DATA LINES |
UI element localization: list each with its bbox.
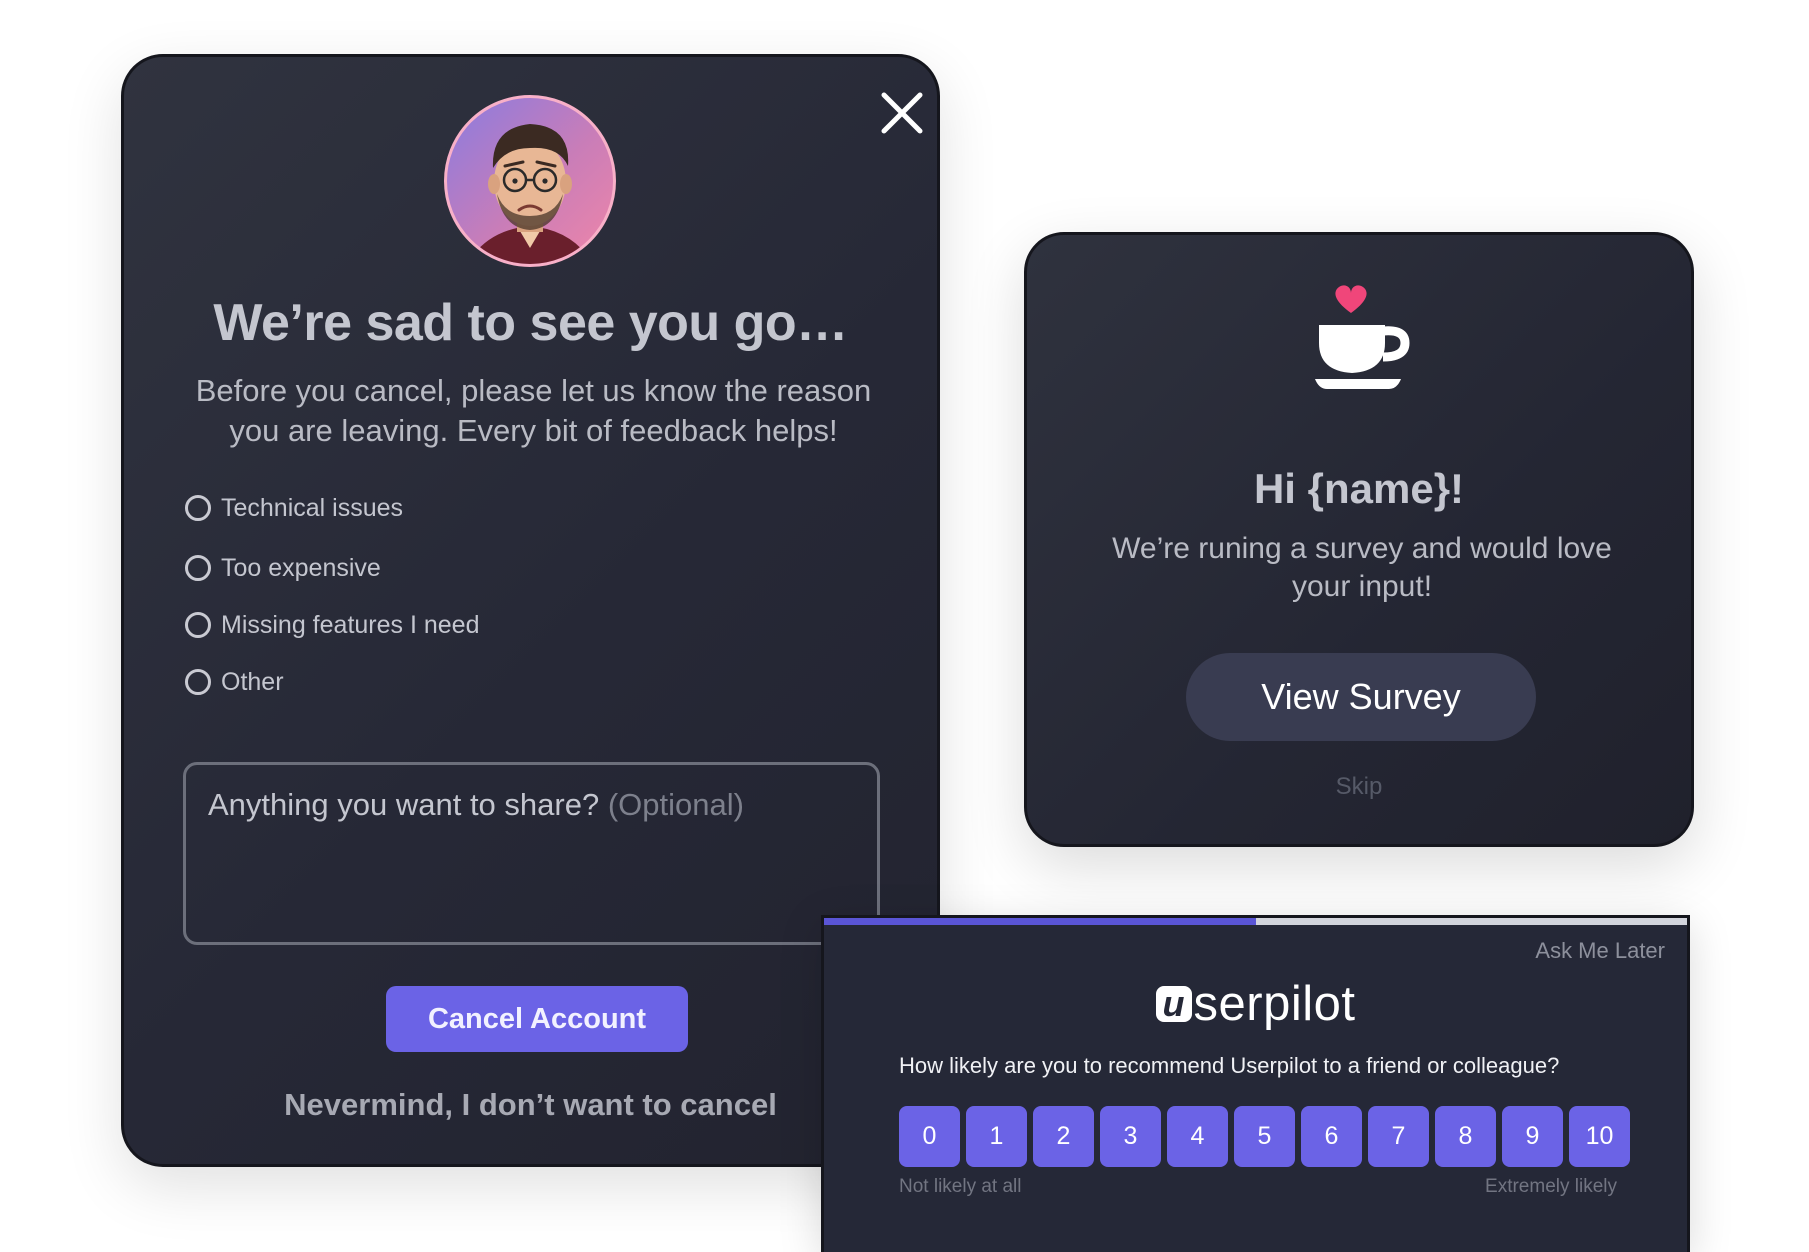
coffee-cup-heart-icon [1315,285,1410,389]
feedback-optional-hint: (Optional) [607,787,744,822]
skip-link[interactable]: Skip [1027,773,1691,801]
cancel-account-modal: We’re sad to see you go… Before you canc… [121,54,940,1167]
reason-label: Missing features I need [221,610,480,639]
reason-option-missing-features[interactable]: Missing features I need [185,610,479,640]
radio-button[interactable] [185,555,211,581]
cancel-account-button[interactable]: Cancel Account [386,986,688,1052]
brand-initial: u [1155,986,1192,1022]
avatar [444,95,616,267]
score-button-4[interactable]: 4 [1167,1106,1228,1167]
feedback-placeholder: Anything you want to share? [208,787,600,822]
high-score-label: Extremely likely [1485,1176,1617,1197]
modal-subtitle: Before you cancel, please let us know th… [195,373,872,448]
score-button-3[interactable]: 3 [1100,1106,1161,1167]
reason-option-technical-issues[interactable]: Technical issues [185,493,403,523]
score-button-1[interactable]: 1 [966,1106,1027,1167]
low-score-label: Not likely at all [899,1176,1022,1197]
sad-person-illustration [467,124,593,264]
score-button-10[interactable]: 10 [1569,1106,1630,1167]
close-icon[interactable] [874,85,930,141]
progress-bar [824,918,1687,925]
ask-me-later-link[interactable]: Ask Me Later [1535,938,1665,964]
reason-label: Other [221,667,284,696]
brand-wordmark: serpilot [1193,977,1356,1031]
nevermind-link[interactable]: Nevermind, I don’t want to cancel [124,1087,937,1123]
reason-option-too-expensive[interactable]: Too expensive [185,553,381,583]
nps-survey-widget: Ask Me Later u serpilot How likely are y… [821,915,1690,1252]
reason-option-other[interactable]: Other [185,667,284,697]
reason-label: Technical issues [221,493,404,522]
survey-subtitle: We’re runing a survey and would love you… [1112,532,1612,603]
userpilot-logo: u serpilot [824,976,1687,1032]
radio-button[interactable] [185,612,211,638]
nps-scale: 0 1 2 3 4 5 6 7 8 9 10 [899,1106,1630,1167]
score-button-6[interactable]: 6 [1301,1106,1362,1167]
progress-fill [824,918,1256,925]
score-button-9[interactable]: 9 [1502,1106,1563,1167]
survey-title: Hi {name}! [1253,465,1465,512]
nps-question: How likely are you to recommend Userpilo… [899,1053,1560,1078]
score-button-5[interactable]: 5 [1234,1106,1295,1167]
radio-button[interactable] [185,669,211,695]
score-button-7[interactable]: 7 [1368,1106,1429,1167]
score-button-0[interactable]: 0 [899,1106,960,1167]
view-survey-button[interactable]: View Survey [1186,653,1536,741]
reason-label: Too expensive [221,553,381,582]
radio-button[interactable] [185,495,211,521]
modal-title: We’re sad to see you go… [213,294,848,352]
score-button-8[interactable]: 8 [1435,1106,1496,1167]
score-button-2[interactable]: 2 [1033,1106,1094,1167]
survey-invitation-card: Hi {name}! We’re runing a survey and wou… [1024,232,1694,847]
feedback-textarea[interactable]: Anything you want to share? (Optional) [183,762,880,945]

REQUIRED WORK | Please pull every line from the items above into your answer without changing a character, and leave out the pictures.

RESULT FOR THIS TASK |
UI element localization: list each with its bbox.
coffee-cup-heart-icon [1315,285,1410,389]
feedback-optional-hint: (Optional) [607,787,744,822]
skip-link[interactable]: Skip [1027,773,1691,801]
cancel-account-modal: We’re sad to see you go… Before you canc… [121,54,940,1167]
reason-label: Missing features I need [221,610,480,639]
reason-option-missing-features[interactable]: Missing features I need [185,610,479,640]
radio-button[interactable] [185,555,211,581]
cancel-account-button[interactable]: Cancel Account [386,986,688,1052]
brand-initial: u [1155,986,1192,1022]
avatar [444,95,616,267]
score-button-4[interactable]: 4 [1167,1106,1228,1167]
feedback-placeholder: Anything you want to share? [208,787,600,822]
high-score-label: Extremely likely [1485,1176,1617,1197]
modal-subtitle: Before you cancel, please let us know th… [195,373,872,448]
score-button-3[interactable]: 3 [1100,1106,1161,1167]
reason-option-technical-issues[interactable]: Technical issues [185,493,403,523]
score-button-1[interactable]: 1 [966,1106,1027,1167]
low-score-label: Not likely at all [899,1176,1022,1197]
sad-person-illustration [467,124,593,264]
score-button-10[interactable]: 10 [1569,1106,1630,1167]
close-icon[interactable] [874,85,930,141]
progress-bar [824,918,1687,925]
ask-me-later-link[interactable]: Ask Me Later [1535,938,1665,964]
reason-label: Other [221,667,284,696]
brand-wordmark: serpilot [1193,977,1356,1031]
nevermind-link[interactable]: Nevermind, I don’t want to cancel [124,1087,937,1123]
reason-option-too-expensive[interactable]: Too expensive [185,553,381,583]
nps-survey-widget: Ask Me Later u serpilot How likely are y… [821,915,1690,1252]
reason-option-other[interactable]: Other [185,667,284,697]
reason-label: Technical issues [221,493,404,522]
survey-subtitle: We’re runing a survey and would love you… [1112,532,1612,603]
userpilot-logo: u serpilot [824,976,1687,1032]
radio-button[interactable] [185,612,211,638]
nps-scale: 0 1 2 3 4 5 6 7 8 9 10 [899,1106,1630,1167]
score-button-6[interactable]: 6 [1301,1106,1362,1167]
progress-fill [824,918,1256,925]
score-button-9[interactable]: 9 [1502,1106,1563,1167]
survey-title: Hi {name}! [1253,465,1465,512]
nps-question: How likely are you to recommend Userpilo… [899,1053,1560,1078]
score-button-5[interactable]: 5 [1234,1106,1295,1167]
radio-button[interactable] [185,669,211,695]
score-button-7[interactable]: 7 [1368,1106,1429,1167]
score-button-0[interactable]: 0 [899,1106,960,1167]
view-survey-button[interactable]: View Survey [1186,653,1536,741]
reason-label: Too expensive [221,553,381,582]
radio-button[interactable] [185,495,211,521]
modal-title: We’re sad to see you go… [213,294,848,352]
score-button-8[interactable]: 8 [1435,1106,1496,1167]
score-button-2[interactable]: 2 [1033,1106,1094,1167]
survey-invitation-card: Hi {name}! We’re runing a survey and wou… [1024,232,1694,847]
feedback-textarea[interactable]: Anything you want to share? (Optional) [183,762,880,945]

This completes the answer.